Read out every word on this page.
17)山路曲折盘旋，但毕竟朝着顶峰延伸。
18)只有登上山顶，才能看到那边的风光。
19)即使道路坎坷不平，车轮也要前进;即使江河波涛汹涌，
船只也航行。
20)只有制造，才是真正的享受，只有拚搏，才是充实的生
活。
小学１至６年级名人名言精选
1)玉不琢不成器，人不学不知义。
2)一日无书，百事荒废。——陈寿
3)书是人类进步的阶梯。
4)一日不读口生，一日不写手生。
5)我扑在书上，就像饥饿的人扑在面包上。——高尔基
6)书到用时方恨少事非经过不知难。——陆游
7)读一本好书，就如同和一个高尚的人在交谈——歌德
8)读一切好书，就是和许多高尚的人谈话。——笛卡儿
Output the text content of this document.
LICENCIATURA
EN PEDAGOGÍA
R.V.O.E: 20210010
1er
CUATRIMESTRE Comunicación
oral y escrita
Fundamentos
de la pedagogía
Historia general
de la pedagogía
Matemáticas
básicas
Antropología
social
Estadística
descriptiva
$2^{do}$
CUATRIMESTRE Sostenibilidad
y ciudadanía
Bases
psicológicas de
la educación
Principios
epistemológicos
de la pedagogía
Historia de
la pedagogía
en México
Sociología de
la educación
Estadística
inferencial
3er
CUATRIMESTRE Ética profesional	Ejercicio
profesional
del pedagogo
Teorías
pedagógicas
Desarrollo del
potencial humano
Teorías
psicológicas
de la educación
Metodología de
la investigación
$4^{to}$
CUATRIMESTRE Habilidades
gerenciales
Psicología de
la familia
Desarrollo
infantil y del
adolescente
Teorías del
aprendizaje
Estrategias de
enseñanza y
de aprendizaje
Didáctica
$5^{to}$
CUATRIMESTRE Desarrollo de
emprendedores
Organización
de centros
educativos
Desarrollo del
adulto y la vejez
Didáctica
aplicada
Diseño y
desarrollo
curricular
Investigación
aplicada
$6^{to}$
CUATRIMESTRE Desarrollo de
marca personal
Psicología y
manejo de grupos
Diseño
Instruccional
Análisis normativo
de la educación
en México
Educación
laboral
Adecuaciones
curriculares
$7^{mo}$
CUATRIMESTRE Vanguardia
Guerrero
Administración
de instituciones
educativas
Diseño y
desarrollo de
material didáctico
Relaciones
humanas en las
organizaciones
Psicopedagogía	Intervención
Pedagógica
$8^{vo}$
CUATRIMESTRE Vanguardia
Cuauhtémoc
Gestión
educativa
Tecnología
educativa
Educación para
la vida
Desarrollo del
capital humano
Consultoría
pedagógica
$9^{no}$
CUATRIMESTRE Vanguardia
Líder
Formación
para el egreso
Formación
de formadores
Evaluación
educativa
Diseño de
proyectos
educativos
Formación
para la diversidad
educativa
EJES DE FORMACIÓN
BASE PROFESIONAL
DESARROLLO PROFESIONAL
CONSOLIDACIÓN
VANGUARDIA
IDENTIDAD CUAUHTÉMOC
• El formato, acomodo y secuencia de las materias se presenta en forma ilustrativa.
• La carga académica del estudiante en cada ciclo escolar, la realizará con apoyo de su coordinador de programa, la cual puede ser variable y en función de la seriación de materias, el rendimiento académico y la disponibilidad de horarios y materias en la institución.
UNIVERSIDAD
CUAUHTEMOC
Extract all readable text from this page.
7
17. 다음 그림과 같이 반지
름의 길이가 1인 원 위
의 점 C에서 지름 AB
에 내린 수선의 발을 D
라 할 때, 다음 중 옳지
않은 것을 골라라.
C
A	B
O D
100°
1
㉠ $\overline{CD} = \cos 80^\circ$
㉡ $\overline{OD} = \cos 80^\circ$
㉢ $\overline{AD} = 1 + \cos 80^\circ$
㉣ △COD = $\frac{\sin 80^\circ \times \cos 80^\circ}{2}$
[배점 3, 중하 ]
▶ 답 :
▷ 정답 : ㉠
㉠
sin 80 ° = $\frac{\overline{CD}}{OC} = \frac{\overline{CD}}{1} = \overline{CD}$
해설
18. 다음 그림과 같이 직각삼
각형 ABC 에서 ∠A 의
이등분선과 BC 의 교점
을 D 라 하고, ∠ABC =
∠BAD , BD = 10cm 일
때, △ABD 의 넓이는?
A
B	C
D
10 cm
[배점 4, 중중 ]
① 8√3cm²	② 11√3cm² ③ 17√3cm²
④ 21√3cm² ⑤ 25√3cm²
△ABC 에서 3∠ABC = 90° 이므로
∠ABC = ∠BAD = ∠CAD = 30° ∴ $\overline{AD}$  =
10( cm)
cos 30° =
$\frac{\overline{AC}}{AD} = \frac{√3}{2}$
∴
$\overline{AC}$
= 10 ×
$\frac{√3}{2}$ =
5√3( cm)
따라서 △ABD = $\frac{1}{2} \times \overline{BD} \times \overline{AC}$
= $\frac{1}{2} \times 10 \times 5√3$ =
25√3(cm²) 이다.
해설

* **TASK BRIEF**
Filter the records above for lines containing the word "this", and copy those lines.

* **FINAL RESULT**
Read out every word on this page.
Output the text content of this document.
Extract all readable text from this page.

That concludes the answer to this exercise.